A la recherche des Tricheurs
Enquête de Jean Cau paru dans le numéro 383 de L’EXPRESS daté du 16 octobre 1958.
Cet entretien est paru à l’occasion d’un supplément de onze pages intitulé : Qui sont les Tricheurs ?
En effet à sa sortie, le film a vite dépassé son sujet stricto sensu pour mettre à jour le malaise d’une certaine jeunesse ce qui engendra une grande polémique tout en assurant à Marcel Carné le plus grand succès de sa carrière après-guerre.
Il nous a paru important de mettre en ligne la totalité de ce numéro exceptionnel de L’EXPRESS afin de mieux comprendre l’impact du film à sa sortie.
Un sincère remerciement à Régina CHOCRON et à L’EXPRESS pour nous avoir autorisé à reproduire ce numéro.
Tous droits réservés (c) L’EXPRESS
Samedi soir dans les bals et les cafés où les jeunes se réunissent, Jean Cau (32 ans) a cherché et trouvé les héros du film de Marcel Carné parmi beaucoup d’autres.
SAMEDI SOIR, 22 H. 30.
Les salons du premier étage de la Mairie de Colombes sont illuminés. Un calicot annonce :
« Grande Nuit du Jazz ». Un coup d’oeil sur l’orchestre : tous les musiciens du Club Saint-Germain-des-Prés sont là qui déchaînent ce vacarme organisé, appelé « jazz » et auquel, par une allergie qui me suivra dans la tombe, je n’entends goutte.
Moustache, le chef d’orchestre, roule vers moi ses cent vingt kilos.
– Oui, m’explique-t-il, du jazz à Colombes ! Du vrai jazz ! Tiens, y a seulement cinq ans, c’était impensable ! Colombes, c’était comme qui dirait « Le Temple de l’Accordéon » ! Mais ça commence, ça commence bien… Regardez-moi ça !…
Moustache contemple les couples avec la satisfaction d’un père missionnaire qui, dans une église de fortune, admirerait des Jivaros chantant psaumes et cantiques au coeur de la jungle.
— Pas à dire, le tango en prend un coup… conclut-il. Des petits gars des usines Berliet qui commencent à « mordre » au jazz…
Mesurant l’étendue de la conversion, il hoche la tête. La dernière mesure de l’orchestre projette en face de moi un blondinet aux yeux bleus plissés et au pantalon étroit.
— Vous faites des photos pour un journal ?
— Oui. On va prendre un verre ?
Il entraîne une fillette de dix-sept ans : « Viens, on va discuter. »
Lorsque nous nous dirigions vers le bar, le blondinet m’a dit être « étudiant aux Beaux-Arts »
— Alors, tu es étudiant ?
— Non, j’ai menti. Je suis « dans les voitures ».
LE MOT « OUVRIER »

▬▬▬▬▬▬

Exercice rédactionnel 1 -
D'après l'enquête sur les Tricheurs, dans quel lieu se tient la « Grande Nuit du Jazz » ?
Exercice rédactionnel 2 -
Poursuivez l'enquête sur les Tricheurs en quelques paragraphes, à partir de son dernier intertitre.

Documents recueillis -

▬▬▬▬▬▬

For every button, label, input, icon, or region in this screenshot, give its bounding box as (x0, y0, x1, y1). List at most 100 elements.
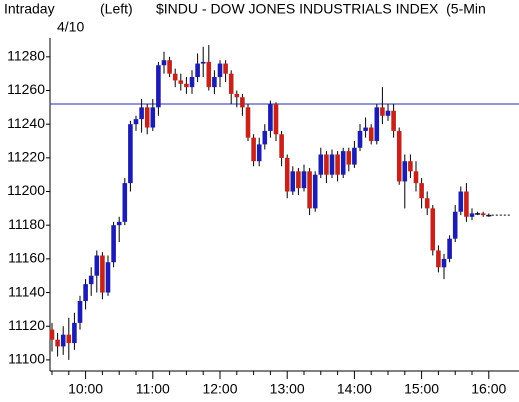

▬▬▬▬▬▬

Réponse rédigée 1 -
Dans les salons du premier étage de la Mairie de Colombes.

Réponse rédigée 2 -
Phénomène banal : tous les jeunes gens que je rencontrerai ce soir au cours de mon enquête seront « dans les voitures », travailleront « dans des ateliers », seront « employés »… Tous ennobliront leur profession et la qualifieront en termes compliqués comme s’ils étaient chez un graveur de cartes de visite. Le chef-d’oeuvre sera atteint par un apprenti de Simca qui me dira être : «attaché à l’industrie automobile ».
Le mot ouvrier n’arrive pas à passer leurs lèvres. Quant aux filles, elles sont toutes « vendeuses » ou « secrétaires », même si leurs mains trahissent l’exercice d’une profession plus humblement manuelle. Il y a là comme une honte secrète, comme une volonté avec les moyens du bord, c’est-à-dire par le langage et le mensonge — de s’évader de sa classe.
Le blondinet est un homme et le prouve en vidant sec le verre que je lui ai offert alors que la jeune fille y mouille ses lèvres avec des précautions de chat.
— Oui, en mai, je pars au service militaire. En Algérie, sans doute.
— Ça t’embête ?
— Même si ça m’embêtait, ça serait le même prix, alors…
Je leur demande s’ils « s’amusent », s’ils font des surprise-parties, s’ils vivent chez leurs parents et si ceux-ci font peser sur eux « une contrainte ».
— Moi, ils sont « compréhensifs »… dit la fillette.
Le blondinet coupe :
— Moi, je vais vous dire : les parents, faut bien t’avouer, on en a besoin et on s’en aperçoit. Ensuite, forcément que les jeunes on fait les malins. Mais à seize ans, on se rend compte qu’à quatorze ans on était un peu con ; à dix-huit, on se dit qu’à seize on était toujours con, à vingt, etc. Vous comprenez ? Ça rend prudent.
— Vous aimez le jazz ? Y a du monde, hein ?
— Ça marche.. Mais si c’était du tango et du slow vous auriez quatre fois plus de monde.
Le jazz (le vrai) trace une ligne de démarcation. Celui qui l’aime s’évade.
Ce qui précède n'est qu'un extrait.